──────── Excerpted data

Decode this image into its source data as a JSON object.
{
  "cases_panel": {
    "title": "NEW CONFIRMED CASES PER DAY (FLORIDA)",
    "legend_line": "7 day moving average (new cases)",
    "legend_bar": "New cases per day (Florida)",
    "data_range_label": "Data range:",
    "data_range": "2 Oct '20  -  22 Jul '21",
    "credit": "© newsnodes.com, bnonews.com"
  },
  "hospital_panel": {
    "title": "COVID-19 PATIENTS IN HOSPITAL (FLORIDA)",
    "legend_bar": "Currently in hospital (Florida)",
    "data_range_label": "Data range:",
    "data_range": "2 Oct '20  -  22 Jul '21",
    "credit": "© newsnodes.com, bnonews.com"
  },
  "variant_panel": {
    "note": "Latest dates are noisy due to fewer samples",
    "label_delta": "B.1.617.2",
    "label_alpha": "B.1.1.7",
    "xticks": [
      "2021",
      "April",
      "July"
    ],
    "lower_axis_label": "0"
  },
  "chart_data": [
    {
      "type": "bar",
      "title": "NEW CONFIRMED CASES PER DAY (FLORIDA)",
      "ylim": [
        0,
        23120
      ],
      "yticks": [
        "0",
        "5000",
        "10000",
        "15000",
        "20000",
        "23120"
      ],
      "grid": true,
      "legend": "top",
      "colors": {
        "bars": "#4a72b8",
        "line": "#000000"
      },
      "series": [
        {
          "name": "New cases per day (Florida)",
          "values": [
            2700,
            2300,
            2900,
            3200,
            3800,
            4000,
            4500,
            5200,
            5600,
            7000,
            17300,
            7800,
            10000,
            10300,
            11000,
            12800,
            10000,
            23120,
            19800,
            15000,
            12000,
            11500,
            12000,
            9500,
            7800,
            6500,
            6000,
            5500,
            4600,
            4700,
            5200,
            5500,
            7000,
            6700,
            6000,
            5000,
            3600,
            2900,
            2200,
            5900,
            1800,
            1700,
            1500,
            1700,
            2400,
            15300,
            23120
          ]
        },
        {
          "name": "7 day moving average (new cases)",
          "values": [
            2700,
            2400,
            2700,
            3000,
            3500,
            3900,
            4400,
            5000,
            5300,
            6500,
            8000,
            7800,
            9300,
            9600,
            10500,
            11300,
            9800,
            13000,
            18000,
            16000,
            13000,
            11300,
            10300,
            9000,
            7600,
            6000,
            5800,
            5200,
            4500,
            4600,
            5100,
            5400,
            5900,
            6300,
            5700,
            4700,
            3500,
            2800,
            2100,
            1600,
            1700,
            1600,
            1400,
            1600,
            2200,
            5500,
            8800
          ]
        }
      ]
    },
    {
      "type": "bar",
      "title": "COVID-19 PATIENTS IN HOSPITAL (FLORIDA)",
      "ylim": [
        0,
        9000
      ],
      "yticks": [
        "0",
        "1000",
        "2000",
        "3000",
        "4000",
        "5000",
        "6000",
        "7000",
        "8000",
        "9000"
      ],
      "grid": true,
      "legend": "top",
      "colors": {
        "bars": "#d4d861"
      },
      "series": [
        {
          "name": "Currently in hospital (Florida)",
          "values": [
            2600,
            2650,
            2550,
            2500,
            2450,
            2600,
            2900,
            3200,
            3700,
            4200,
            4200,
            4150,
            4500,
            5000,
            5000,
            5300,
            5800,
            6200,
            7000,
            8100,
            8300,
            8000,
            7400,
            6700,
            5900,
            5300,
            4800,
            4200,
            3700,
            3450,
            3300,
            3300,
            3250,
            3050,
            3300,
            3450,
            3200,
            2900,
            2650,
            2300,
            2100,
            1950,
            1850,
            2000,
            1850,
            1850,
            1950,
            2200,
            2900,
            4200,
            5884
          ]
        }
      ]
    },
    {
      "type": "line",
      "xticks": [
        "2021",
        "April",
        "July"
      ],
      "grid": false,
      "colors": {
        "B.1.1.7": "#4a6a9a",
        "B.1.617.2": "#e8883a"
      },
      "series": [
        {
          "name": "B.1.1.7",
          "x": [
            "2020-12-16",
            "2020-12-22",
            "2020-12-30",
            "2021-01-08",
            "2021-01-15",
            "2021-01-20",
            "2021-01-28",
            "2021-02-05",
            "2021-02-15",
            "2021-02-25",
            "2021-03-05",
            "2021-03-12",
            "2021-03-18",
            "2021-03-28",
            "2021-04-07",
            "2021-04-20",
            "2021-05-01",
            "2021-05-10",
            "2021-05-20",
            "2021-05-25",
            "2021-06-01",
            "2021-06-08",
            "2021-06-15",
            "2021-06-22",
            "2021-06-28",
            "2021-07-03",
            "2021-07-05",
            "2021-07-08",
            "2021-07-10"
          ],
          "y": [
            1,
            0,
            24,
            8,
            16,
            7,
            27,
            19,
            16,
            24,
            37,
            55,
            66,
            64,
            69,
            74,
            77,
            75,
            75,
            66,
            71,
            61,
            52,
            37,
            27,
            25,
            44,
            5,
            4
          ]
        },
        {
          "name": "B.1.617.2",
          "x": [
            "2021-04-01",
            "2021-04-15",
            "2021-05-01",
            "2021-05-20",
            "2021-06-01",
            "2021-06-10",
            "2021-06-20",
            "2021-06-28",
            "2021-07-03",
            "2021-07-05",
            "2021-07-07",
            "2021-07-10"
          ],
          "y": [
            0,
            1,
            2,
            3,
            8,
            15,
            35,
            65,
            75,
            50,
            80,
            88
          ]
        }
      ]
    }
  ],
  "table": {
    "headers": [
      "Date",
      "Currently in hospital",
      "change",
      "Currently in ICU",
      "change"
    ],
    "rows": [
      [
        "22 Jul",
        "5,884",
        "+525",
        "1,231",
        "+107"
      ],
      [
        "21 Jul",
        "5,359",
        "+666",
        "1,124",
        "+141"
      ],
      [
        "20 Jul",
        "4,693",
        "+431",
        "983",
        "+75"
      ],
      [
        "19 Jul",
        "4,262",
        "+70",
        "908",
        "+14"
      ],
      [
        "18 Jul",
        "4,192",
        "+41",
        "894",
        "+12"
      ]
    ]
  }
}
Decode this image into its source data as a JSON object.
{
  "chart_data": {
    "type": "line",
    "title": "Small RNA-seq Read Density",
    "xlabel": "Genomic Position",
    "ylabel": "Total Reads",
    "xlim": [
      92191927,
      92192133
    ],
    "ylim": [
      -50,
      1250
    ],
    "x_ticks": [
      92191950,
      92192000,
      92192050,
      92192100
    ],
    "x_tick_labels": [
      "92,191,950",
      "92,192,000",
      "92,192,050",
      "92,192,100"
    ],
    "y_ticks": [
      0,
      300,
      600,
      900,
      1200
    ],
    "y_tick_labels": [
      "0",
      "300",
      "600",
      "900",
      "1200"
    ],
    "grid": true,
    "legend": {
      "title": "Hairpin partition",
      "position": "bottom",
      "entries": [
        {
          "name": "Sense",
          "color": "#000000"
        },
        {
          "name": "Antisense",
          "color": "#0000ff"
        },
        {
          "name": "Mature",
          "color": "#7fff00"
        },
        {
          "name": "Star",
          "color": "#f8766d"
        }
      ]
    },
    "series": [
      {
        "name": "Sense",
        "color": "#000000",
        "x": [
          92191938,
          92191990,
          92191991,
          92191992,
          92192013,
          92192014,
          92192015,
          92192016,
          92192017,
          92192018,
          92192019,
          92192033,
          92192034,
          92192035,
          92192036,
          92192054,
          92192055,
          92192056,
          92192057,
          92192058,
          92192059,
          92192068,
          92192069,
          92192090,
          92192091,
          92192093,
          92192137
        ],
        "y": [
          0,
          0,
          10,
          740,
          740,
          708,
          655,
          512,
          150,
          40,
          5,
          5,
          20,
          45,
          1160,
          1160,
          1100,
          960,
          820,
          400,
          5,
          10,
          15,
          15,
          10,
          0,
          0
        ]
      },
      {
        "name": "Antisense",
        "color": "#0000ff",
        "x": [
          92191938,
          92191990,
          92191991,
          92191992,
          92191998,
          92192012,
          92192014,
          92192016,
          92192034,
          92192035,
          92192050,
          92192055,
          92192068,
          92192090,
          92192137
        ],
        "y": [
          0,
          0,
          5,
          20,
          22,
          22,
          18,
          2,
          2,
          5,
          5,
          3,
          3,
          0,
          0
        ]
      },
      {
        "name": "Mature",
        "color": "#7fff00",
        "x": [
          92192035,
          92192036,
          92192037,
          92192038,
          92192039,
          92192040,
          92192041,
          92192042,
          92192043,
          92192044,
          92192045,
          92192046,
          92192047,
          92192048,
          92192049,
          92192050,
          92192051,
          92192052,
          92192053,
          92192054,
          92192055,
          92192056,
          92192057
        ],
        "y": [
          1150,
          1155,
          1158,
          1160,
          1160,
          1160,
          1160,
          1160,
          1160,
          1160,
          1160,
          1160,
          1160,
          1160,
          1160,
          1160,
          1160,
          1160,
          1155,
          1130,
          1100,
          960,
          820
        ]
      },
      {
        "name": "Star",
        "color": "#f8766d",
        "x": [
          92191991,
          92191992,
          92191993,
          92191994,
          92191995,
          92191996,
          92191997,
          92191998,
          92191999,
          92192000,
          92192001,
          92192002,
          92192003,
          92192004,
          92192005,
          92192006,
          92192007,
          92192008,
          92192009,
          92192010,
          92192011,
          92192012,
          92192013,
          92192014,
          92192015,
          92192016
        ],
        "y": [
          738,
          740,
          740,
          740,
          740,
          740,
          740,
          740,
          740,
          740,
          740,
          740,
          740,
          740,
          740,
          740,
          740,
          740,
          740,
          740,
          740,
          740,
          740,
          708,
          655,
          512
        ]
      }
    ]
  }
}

────────────────

What you have to do: All lines of the records above that carry the word "COVID" should be listed.

Solution below:
    "title": "COVID-19 PATIENTS IN HOSPITAL (FLORIDA)",
      "title": "COVID-19 PATIENTS IN HOSPITAL (FLORIDA)",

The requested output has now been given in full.